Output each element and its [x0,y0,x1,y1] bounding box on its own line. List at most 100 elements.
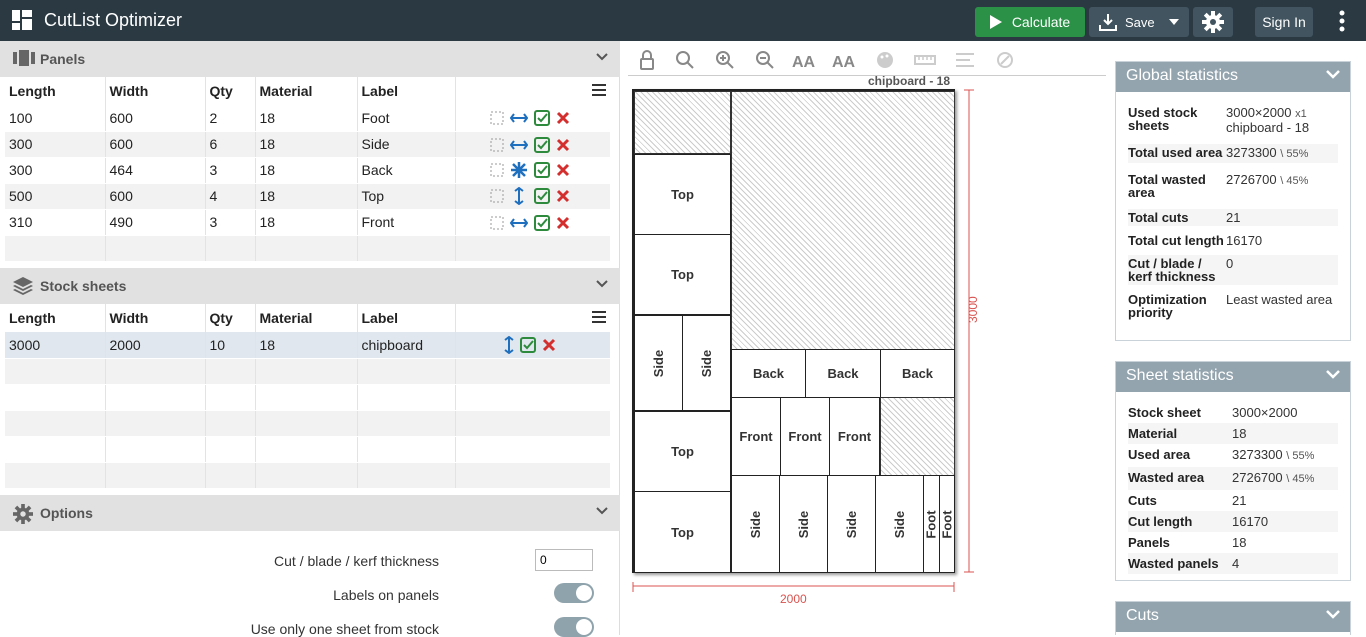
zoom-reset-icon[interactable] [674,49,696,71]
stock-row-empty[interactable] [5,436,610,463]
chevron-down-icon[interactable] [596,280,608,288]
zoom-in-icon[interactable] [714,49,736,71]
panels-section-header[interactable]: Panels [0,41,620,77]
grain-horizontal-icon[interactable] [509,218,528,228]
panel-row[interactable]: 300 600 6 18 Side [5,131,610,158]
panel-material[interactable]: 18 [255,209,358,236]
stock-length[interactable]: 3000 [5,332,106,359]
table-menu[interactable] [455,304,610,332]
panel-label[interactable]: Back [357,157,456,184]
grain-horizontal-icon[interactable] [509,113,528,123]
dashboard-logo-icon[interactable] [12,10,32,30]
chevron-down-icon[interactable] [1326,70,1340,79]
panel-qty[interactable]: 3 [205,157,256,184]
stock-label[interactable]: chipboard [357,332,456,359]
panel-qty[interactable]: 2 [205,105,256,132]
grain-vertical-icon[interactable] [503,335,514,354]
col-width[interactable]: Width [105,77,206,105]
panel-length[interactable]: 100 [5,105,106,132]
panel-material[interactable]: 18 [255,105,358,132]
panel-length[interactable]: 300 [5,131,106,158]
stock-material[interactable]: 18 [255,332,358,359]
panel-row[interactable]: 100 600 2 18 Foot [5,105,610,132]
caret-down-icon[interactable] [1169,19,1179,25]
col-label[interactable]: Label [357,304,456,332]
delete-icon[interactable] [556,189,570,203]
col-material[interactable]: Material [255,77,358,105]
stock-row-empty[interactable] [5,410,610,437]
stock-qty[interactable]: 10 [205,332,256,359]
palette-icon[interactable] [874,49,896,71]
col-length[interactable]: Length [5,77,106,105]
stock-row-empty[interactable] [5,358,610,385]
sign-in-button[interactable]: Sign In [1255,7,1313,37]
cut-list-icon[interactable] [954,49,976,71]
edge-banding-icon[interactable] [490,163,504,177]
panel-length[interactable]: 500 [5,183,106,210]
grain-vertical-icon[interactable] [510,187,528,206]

■ **Goal**: Duplicate the entries beginning with the line containing "zoom-reset-icon[interactable] [674,49,696,71]" and ending with the line containing "panels-section-header[interactable]: Panels [0,41,620,77]", including both of those lines.

■ **Correct response**:
zoom-reset-icon[interactable] [674,49,696,71]
stock-row-empty[interactable] [5,436,610,463]
chevron-down-icon[interactable] [596,280,608,288]
zoom-in-icon[interactable] [714,49,736,71]
panels-section-header[interactable]: Panels [0,41,620,77]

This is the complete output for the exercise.